Aim. Verbatim output of all the material below is required.

* start *

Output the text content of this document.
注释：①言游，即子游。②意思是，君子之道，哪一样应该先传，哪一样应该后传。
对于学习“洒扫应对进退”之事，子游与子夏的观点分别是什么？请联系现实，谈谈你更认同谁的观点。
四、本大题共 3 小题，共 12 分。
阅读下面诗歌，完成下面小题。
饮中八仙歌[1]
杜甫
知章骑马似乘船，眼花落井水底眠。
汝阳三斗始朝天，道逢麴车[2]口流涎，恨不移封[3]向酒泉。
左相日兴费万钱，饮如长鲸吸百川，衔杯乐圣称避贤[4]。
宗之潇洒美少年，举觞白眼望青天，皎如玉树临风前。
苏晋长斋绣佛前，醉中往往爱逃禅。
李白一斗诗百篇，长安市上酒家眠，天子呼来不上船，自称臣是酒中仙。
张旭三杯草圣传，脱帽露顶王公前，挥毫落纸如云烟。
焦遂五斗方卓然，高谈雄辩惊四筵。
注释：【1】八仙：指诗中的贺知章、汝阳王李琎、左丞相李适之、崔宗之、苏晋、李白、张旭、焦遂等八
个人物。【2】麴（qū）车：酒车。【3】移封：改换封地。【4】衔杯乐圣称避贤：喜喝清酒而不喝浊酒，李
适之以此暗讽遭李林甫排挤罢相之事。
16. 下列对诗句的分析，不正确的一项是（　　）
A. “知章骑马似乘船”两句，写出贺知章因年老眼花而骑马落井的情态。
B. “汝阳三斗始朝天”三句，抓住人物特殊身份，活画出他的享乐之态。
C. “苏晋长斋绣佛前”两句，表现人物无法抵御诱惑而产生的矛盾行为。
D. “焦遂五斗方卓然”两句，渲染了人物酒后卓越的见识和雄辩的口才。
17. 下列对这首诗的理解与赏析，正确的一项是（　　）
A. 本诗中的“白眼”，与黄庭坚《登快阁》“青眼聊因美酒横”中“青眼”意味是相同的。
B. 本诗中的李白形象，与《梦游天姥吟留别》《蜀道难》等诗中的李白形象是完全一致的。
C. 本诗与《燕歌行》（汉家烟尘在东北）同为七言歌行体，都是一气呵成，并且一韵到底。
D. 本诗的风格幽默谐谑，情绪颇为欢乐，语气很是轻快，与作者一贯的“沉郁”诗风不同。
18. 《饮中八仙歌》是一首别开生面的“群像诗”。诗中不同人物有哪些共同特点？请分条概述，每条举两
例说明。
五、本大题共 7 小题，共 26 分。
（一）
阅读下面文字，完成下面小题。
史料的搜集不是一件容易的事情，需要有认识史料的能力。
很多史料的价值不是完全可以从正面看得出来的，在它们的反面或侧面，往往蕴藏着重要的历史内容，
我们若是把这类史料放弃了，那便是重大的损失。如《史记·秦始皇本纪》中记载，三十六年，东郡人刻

* end *

Response.
Output the text content of this document.
注释：①言游，即子游。②意思是，君子之道，哪一样应该先传，哪一样应该后传。
对于学习“洒扫应对进退”之事，子游与子夏的观点分别是什么？请联系现实，谈谈你更认同谁的观点。
四、本大题共 3 小题，共 12 分。
阅读下面诗歌，完成下面小题。
饮中八仙歌[1]
杜甫
知章骑马似乘船，眼花落井水底眠。
汝阳三斗始朝天，道逢麴车[2]口流涎，恨不移封[3]向酒泉。
左相日兴费万钱，饮如长鲸吸百川，衔杯乐圣称避贤[4]。
宗之潇洒美少年，举觞白眼望青天，皎如玉树临风前。
苏晋长斋绣佛前，醉中往往爱逃禅。
李白一斗诗百篇，长安市上酒家眠，天子呼来不上船，自称臣是酒中仙。
张旭三杯草圣传，脱帽露顶王公前，挥毫落纸如云烟。
焦遂五斗方卓然，高谈雄辩惊四筵。
注释：【1】八仙：指诗中的贺知章、汝阳王李琎、左丞相李适之、崔宗之、苏晋、李白、张旭、焦遂等八
个人物。【2】麴（qū）车：酒车。【3】移封：改换封地。【4】衔杯乐圣称避贤：喜喝清酒而不喝浊酒，李
适之以此暗讽遭李林甫排挤罢相之事。
16. 下列对诗句的分析，不正确的一项是（　　）
A. “知章骑马似乘船”两句，写出贺知章因年老眼花而骑马落井的情态。
B. “汝阳三斗始朝天”三句，抓住人物特殊身份，活画出他的享乐之态。
C. “苏晋长斋绣佛前”两句，表现人物无法抵御诱惑而产生的矛盾行为。
D. “焦遂五斗方卓然”两句，渲染了人物酒后卓越的见识和雄辩的口才。
17. 下列对这首诗的理解与赏析，正确的一项是（　　）
A. 本诗中的“白眼”，与黄庭坚《登快阁》“青眼聊因美酒横”中“青眼”意味是相同的。
B. 本诗中的李白形象，与《梦游天姥吟留别》《蜀道难》等诗中的李白形象是完全一致的。
C. 本诗与《燕歌行》（汉家烟尘在东北）同为七言歌行体，都是一气呵成，并且一韵到底。
D. 本诗的风格幽默谐谑，情绪颇为欢乐，语气很是轻快，与作者一贯的“沉郁”诗风不同。
18. 《饮中八仙歌》是一首别开生面的“群像诗”。诗中不同人物有哪些共同特点？请分条概述，每条举两
例说明。
五、本大题共 7 小题，共 26 分。
（一）
阅读下面文字，完成下面小题。
史料的搜集不是一件容易的事情，需要有认识史料的能力。
很多史料的价值不是完全可以从正面看得出来的，在它们的反面或侧面，往往蕴藏着重要的历史内容，
我们若是把这类史料放弃了，那便是重大的损失。如《史记·秦始皇本纪》中记载，三十六年，东郡人刻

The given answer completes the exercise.